§ **Exercise directions**: Will you output all of the data below exactly, omitting the images?

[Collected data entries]
+ + + + + + +

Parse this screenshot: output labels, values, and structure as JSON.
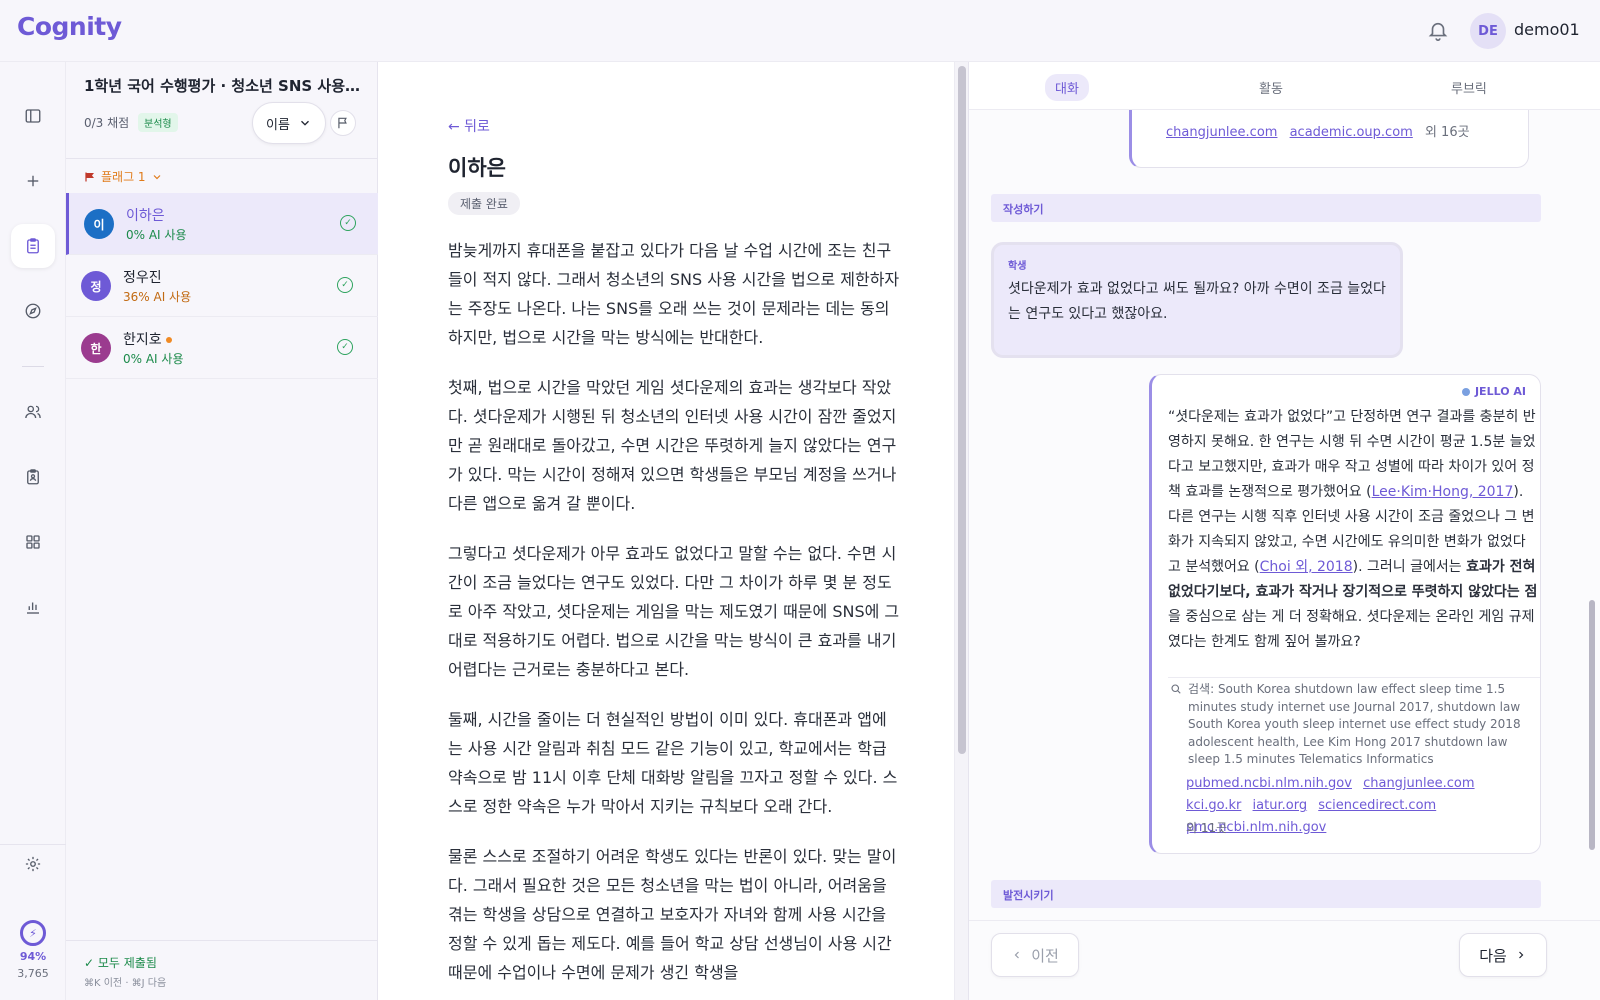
{
  "app": {
    "logo": "Cognity"
  },
  "user": {
    "initials": "DE",
    "name": "demo01"
  },
  "rail": {
    "items": [
      "sidebar-toggle-icon",
      "plus-icon",
      "clipboard-icon",
      "compass-icon",
      "users-icon",
      "clipboard-person-icon",
      "grid-icon",
      "bar-chart-icon"
    ],
    "settings_icon": "gear-icon",
    "usage_pct": "94%",
    "usage_count": "3,765"
  },
  "assignment": {
    "title": "1학년 국어 수행평가 · 청소년 SNS 사용 시...",
    "grading": "0/3 채점",
    "type_badge": "분석형",
    "sort_label": "이름",
    "flag_group": "플래그 1"
  },
  "students": [
    {
      "initial": "이",
      "name": "이하은",
      "ai_usage": "0% AI 사용",
      "color": "#1c6fc5",
      "ai_color": "#1b8a4a",
      "active": true,
      "dot": false
    },
    {
      "initial": "정",
      "name": "정우진",
      "ai_usage": "36% AI 사용",
      "color": "#6e5ad6",
      "ai_color": "#c26a12",
      "active": false,
      "dot": false
    },
    {
      "initial": "한",
      "name": "한지호",
      "ai_usage": "0% AI 사용",
      "color": "#9b3b8f",
      "ai_color": "#1b8a4a",
      "active": false,
      "dot": true
    }
  ],
  "footer": {
    "all_submitted": "✓ 모두 제출됨",
    "shortcuts": "⌘K 이전 · ⌘J 다음"
  },
  "doc": {
    "back": "← 뒤로",
    "student_name": "이하은",
    "status": "제출 완료",
    "paragraphs": [
      "밤늦게까지 휴대폰을 붙잡고 있다가 다음 날 수업 시간에 조는 친구들이 적지 않다. 그래서 청소년의 SNS 사용 시간을 법으로 제한하자는 주장도 나온다. 나는 SNS를 오래 쓰는 것이 문제라는 데는 동의하지만, 법으로 시간을 막는 방식에는 반대한다.",
      "첫째, 법으로 시간을 막았던 게임 셧다운제의 효과는 생각보다 작았다. 셧다운제가 시행된 뒤 청소년의 인터넷 사용 시간이 잠깐 줄었지만 곧 원래대로 돌아갔고, 수면 시간은 뚜렷하게 늘지 않았다는 연구가 있다. 막는 시간이 정해져 있으면 학생들은 부모님 계정을 쓰거나 다른 앱으로 옮겨 갈 뿐이다.",
      "그렇다고 셧다운제가 아무 효과도 없었다고 말할 수는 없다. 수면 시간이 조금 늘었다는 연구도 있었다. 다만 그 차이가 하루 몇 분 정도로 아주 작았고, 셧다운제는 게임을 막는 제도였기 때문에 SNS에 그대로 적용하기도 어렵다. 법으로 시간을 막는 방식이 큰 효과를 내기 어렵다는 근거로는 충분하다고 본다.",
      "둘째, 시간을 줄이는 더 현실적인 방법이 이미 있다. 휴대폰과 앱에는 사용 시간 알림과 취침 모드 같은 기능이 있고, 학교에서는 학급 약속으로 밤 11시 이후 단체 대화방 알림을 끄자고 정할 수 있다. 스스로 정한 약속은 누가 막아서 지키는 규칙보다 오래 간다.",
      "물론 스스로 조절하기 어려운 학생도 있다는 반론이 있다. 맞는 말이다. 그래서 필요한 것은 모든 청소년을 막는 법이 아니라, 어려움을 겪는 학생을 상담으로 연결하고 보호자가 자녀와 함께 사용 시간을 정할 수 있게 돕는 제도다. 예를 들어 학교 상담 선생님이 사용 시간 때문에 수업이나 수면에 문제가 생긴 학생을"
    ]
  },
  "chat": {
    "tabs": [
      "대화",
      "활동",
      "루브릭"
    ],
    "prev_links": [
      "changjunlee.com",
      "academic.oup.com"
    ],
    "prev_more": "외 16곳",
    "section_write": "작성하기",
    "student_label": "학생",
    "student_msg": "셧다운제가 효과 없었다고 써도 될까요? 아까 수면이 조금 늘었다는 연구도 있다고 했잖아요.",
    "ai_label": "JELLO AI",
    "ai_p1": "“셧다운제는 효과가 없었다”고 단정하면 연구 결과를 충분히 반영하지 못해요. 한 연구는 시행 뒤 수면 시간이 평균 1.5분 늘었다고 보고했지만, 효과가 매우 작고 성별에 따라 차이가 있어 정책 효과를 논쟁적으로 평가했어요 (",
    "ai_cite1": "Lee·Kim·Hong, 2017",
    "ai_p2": "). 다른 연구는 시행 직후 인터넷 사용 시간이 조금 줄었으나 그 변화가 지속되지 않았고, 수면 시간에도 유의미한 변화가 없었다고 분석했어요 (",
    "ai_cite2": "Choi 외, 2018",
    "ai_p3": "). 그러니 글에서는 ",
    "ai_bold": "효과가 전혀 없었다기보다, 효과가 작거나 장기적으로 뚜렷하지 않았다는 점",
    "ai_p4": "을 중심으로 삼는 게 더 정확해요. 셧다운제는 온라인 게임 규제였다는 한계도 함께 짚어 볼까요?",
    "search": "검색: South Korea shutdown law effect sleep time 1.5 minutes study internet use Journal 2017, shutdown law South Korea youth sleep internet use effect study 2018 adolescent health, Lee Kim Hong 2017 shutdown law sleep 1.5 minutes Telematics Informatics",
    "sources": [
      "pubmed.ncbi.nlm.nih.gov",
      "changjunlee.com",
      "kci.go.kr",
      "iatur.org",
      "sciencedirect.com",
      "pmc.ncbi.nlm.nih.gov"
    ],
    "sources_more": "외 11곳",
    "section_develop": "발전시키기",
    "prev_btn": "이전",
    "next_btn": "다음"
  }
}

+ + + + + + +

§ **Finished exercise**:
Parse this screenshot: output labels, values, and structure as JSON.
{
  "app": {
    "logo": "Cognity"
  },
  "user": {
    "initials": "DE",
    "name": "demo01"
  },
  "rail": {
    "items": [
      "sidebar-toggle-icon",
      "plus-icon",
      "clipboard-icon",
      "compass-icon",
      "users-icon",
      "clipboard-person-icon",
      "grid-icon",
      "bar-chart-icon"
    ],
    "settings_icon": "gear-icon",
    "usage_pct": "94%",
    "usage_count": "3,765"
  },
  "assignment": {
    "title": "1학년 국어 수행평가 · 청소년 SNS 사용 시...",
    "grading": "0/3 채점",
    "type_badge": "분석형",
    "sort_label": "이름",
    "flag_group": "플래그 1"
  },
  "students": [
    {
      "initial": "이",
      "name": "이하은",
      "ai_usage": "0% AI 사용",
      "color": "#1c6fc5",
      "ai_color": "#1b8a4a",
      "active": true,
      "dot": false
    },
    {
      "initial": "정",
      "name": "정우진",
      "ai_usage": "36% AI 사용",
      "color": "#6e5ad6",
      "ai_color": "#c26a12",
      "active": false,
      "dot": false
    },
    {
      "initial": "한",
      "name": "한지호",
      "ai_usage": "0% AI 사용",
      "color": "#9b3b8f",
      "ai_color": "#1b8a4a",
      "active": false,
      "dot": true
    }
  ],
  "footer": {
    "all_submitted": "✓ 모두 제출됨",
    "shortcuts": "⌘K 이전 · ⌘J 다음"
  },
  "doc": {
    "back": "← 뒤로",
    "student_name": "이하은",
    "status": "제출 완료",
    "paragraphs": [
      "밤늦게까지 휴대폰을 붙잡고 있다가 다음 날 수업 시간에 조는 친구들이 적지 않다. 그래서 청소년의 SNS 사용 시간을 법으로 제한하자는 주장도 나온다. 나는 SNS를 오래 쓰는 것이 문제라는 데는 동의하지만, 법으로 시간을 막는 방식에는 반대한다.",
      "첫째, 법으로 시간을 막았던 게임 셧다운제의 효과는 생각보다 작았다. 셧다운제가 시행된 뒤 청소년의 인터넷 사용 시간이 잠깐 줄었지만 곧 원래대로 돌아갔고, 수면 시간은 뚜렷하게 늘지 않았다는 연구가 있다. 막는 시간이 정해져 있으면 학생들은 부모님 계정을 쓰거나 다른 앱으로 옮겨 갈 뿐이다.",
      "그렇다고 셧다운제가 아무 효과도 없었다고 말할 수는 없다. 수면 시간이 조금 늘었다는 연구도 있었다. 다만 그 차이가 하루 몇 분 정도로 아주 작았고, 셧다운제는 게임을 막는 제도였기 때문에 SNS에 그대로 적용하기도 어렵다. 법으로 시간을 막는 방식이 큰 효과를 내기 어렵다는 근거로는 충분하다고 본다.",
      "둘째, 시간을 줄이는 더 현실적인 방법이 이미 있다. 휴대폰과 앱에는 사용 시간 알림과 취침 모드 같은 기능이 있고, 학교에서는 학급 약속으로 밤 11시 이후 단체 대화방 알림을 끄자고 정할 수 있다. 스스로 정한 약속은 누가 막아서 지키는 규칙보다 오래 간다.",
      "물론 스스로 조절하기 어려운 학생도 있다는 반론이 있다. 맞는 말이다. 그래서 필요한 것은 모든 청소년을 막는 법이 아니라, 어려움을 겪는 학생을 상담으로 연결하고 보호자가 자녀와 함께 사용 시간을 정할 수 있게 돕는 제도다. 예를 들어 학교 상담 선생님이 사용 시간 때문에 수업이나 수면에 문제가 생긴 학생을"
    ]
  },
  "chat": {
    "tabs": [
      "대화",
      "활동",
      "루브릭"
    ],
    "prev_links": [
      "changjunlee.com",
      "academic.oup.com"
    ],
    "prev_more": "외 16곳",
    "section_write": "작성하기",
    "student_label": "학생",
    "student_msg": "셧다운제가 효과 없었다고 써도 될까요? 아까 수면이 조금 늘었다는 연구도 있다고 했잖아요.",
    "ai_label": "JELLO AI",
    "ai_p1": "“셧다운제는 효과가 없었다”고 단정하면 연구 결과를 충분히 반영하지 못해요. 한 연구는 시행 뒤 수면 시간이 평균 1.5분 늘었다고 보고했지만, 효과가 매우 작고 성별에 따라 차이가 있어 정책 효과를 논쟁적으로 평가했어요 (",
    "ai_cite1": "Lee·Kim·Hong, 2017",
    "ai_p2": "). 다른 연구는 시행 직후 인터넷 사용 시간이 조금 줄었으나 그 변화가 지속되지 않았고, 수면 시간에도 유의미한 변화가 없었다고 분석했어요 (",
    "ai_cite2": "Choi 외, 2018",
    "ai_p3": "). 그러니 글에서는 ",
    "ai_bold": "효과가 전혀 없었다기보다, 효과가 작거나 장기적으로 뚜렷하지 않았다는 점",
    "ai_p4": "을 중심으로 삼는 게 더 정확해요. 셧다운제는 온라인 게임 규제였다는 한계도 함께 짚어 볼까요?",
    "search": "검색: South Korea shutdown law effect sleep time 1.5 minutes study internet use Journal 2017, shutdown law South Korea youth sleep internet use effect study 2018 adolescent health, Lee Kim Hong 2017 shutdown law sleep 1.5 minutes Telematics Informatics",
    "sources": [
      "pubmed.ncbi.nlm.nih.gov",
      "changjunlee.com",
      "kci.go.kr",
      "iatur.org",
      "sciencedirect.com",
      "pmc.ncbi.nlm.nih.gov"
    ],
    "sources_more": "외 11곳",
    "section_develop": "발전시키기",
    "prev_btn": "이전",
    "next_btn": "다음"
  }
}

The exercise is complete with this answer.